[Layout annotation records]
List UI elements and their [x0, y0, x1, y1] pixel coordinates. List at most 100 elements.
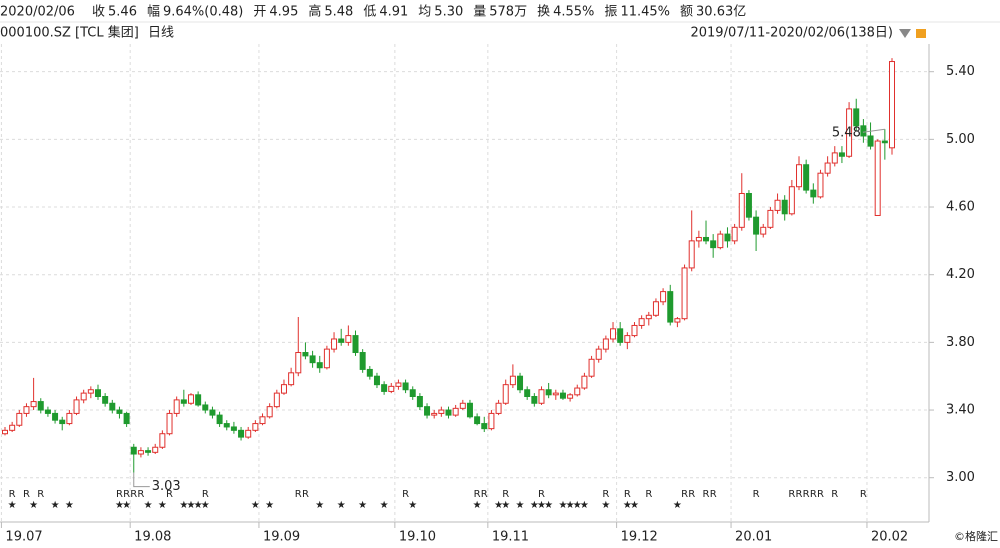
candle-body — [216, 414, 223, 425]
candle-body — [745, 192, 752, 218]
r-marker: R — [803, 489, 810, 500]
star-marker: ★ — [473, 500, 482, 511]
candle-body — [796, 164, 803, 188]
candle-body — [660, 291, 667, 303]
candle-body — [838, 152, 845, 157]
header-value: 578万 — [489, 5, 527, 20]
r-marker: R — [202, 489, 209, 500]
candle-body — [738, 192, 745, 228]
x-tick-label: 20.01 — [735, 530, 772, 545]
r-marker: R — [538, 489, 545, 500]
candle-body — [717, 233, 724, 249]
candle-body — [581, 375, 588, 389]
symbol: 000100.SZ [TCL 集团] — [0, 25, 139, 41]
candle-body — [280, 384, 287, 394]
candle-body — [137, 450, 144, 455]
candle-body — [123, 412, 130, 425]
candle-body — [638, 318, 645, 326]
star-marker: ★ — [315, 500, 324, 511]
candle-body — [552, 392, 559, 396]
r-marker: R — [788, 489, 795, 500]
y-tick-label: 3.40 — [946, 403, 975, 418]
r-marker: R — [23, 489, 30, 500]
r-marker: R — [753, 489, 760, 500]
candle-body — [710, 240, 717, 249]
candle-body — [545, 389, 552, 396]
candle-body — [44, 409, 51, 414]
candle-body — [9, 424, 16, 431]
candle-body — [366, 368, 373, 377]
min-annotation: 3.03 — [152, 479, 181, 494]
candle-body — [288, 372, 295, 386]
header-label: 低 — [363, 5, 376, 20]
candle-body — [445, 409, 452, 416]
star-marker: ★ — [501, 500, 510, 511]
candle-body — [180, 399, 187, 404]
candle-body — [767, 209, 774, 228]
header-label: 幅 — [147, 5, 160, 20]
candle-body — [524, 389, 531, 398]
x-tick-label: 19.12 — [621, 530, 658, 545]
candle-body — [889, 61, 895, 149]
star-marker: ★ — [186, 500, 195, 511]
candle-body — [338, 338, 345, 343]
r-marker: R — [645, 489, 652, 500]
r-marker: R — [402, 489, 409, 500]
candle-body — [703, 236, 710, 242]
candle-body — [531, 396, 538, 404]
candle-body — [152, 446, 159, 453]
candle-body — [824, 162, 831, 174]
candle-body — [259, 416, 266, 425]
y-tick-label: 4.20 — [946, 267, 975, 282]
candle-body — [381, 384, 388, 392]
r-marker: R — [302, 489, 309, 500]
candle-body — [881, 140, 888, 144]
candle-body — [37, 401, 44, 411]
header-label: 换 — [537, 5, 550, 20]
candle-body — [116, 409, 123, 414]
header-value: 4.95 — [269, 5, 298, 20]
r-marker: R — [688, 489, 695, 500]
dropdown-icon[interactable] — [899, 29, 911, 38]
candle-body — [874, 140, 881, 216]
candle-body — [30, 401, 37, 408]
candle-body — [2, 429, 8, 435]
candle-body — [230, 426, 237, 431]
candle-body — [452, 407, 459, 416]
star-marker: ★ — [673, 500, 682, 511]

:: Request ::
Edit the lines between the one holding "candle-body — [216, 414, 223, 425]" and the one holding "r-marker: R — [788, 489, 795, 500]", inclusive, so that "star-marker" becomes "star-symbol" and all else stays unchanged. Give back only those lines.

:: Solution below ::
candle-body — [216, 414, 223, 425]
candle-body — [745, 192, 752, 218]
r-marker: R — [803, 489, 810, 500]
star-symbol: ★ — [473, 500, 482, 511]
candle-body — [796, 164, 803, 188]
candle-body — [660, 291, 667, 303]
candle-body — [838, 152, 845, 157]
header-value: 578万 — [489, 5, 527, 20]
r-marker: R — [202, 489, 209, 500]
candle-body — [738, 192, 745, 228]
x-tick-label: 20.01 — [735, 530, 772, 545]
r-marker: R — [538, 489, 545, 500]
candle-body — [717, 233, 724, 249]
candle-body — [581, 375, 588, 389]
symbol: 000100.SZ [TCL 集团] — [0, 25, 139, 41]
candle-body — [280, 384, 287, 394]
candle-body — [137, 450, 144, 455]
candle-body — [123, 412, 130, 425]
candle-body — [638, 318, 645, 326]
star-symbol: ★ — [315, 500, 324, 511]
candle-body — [552, 392, 559, 396]
r-marker: R — [788, 489, 795, 500]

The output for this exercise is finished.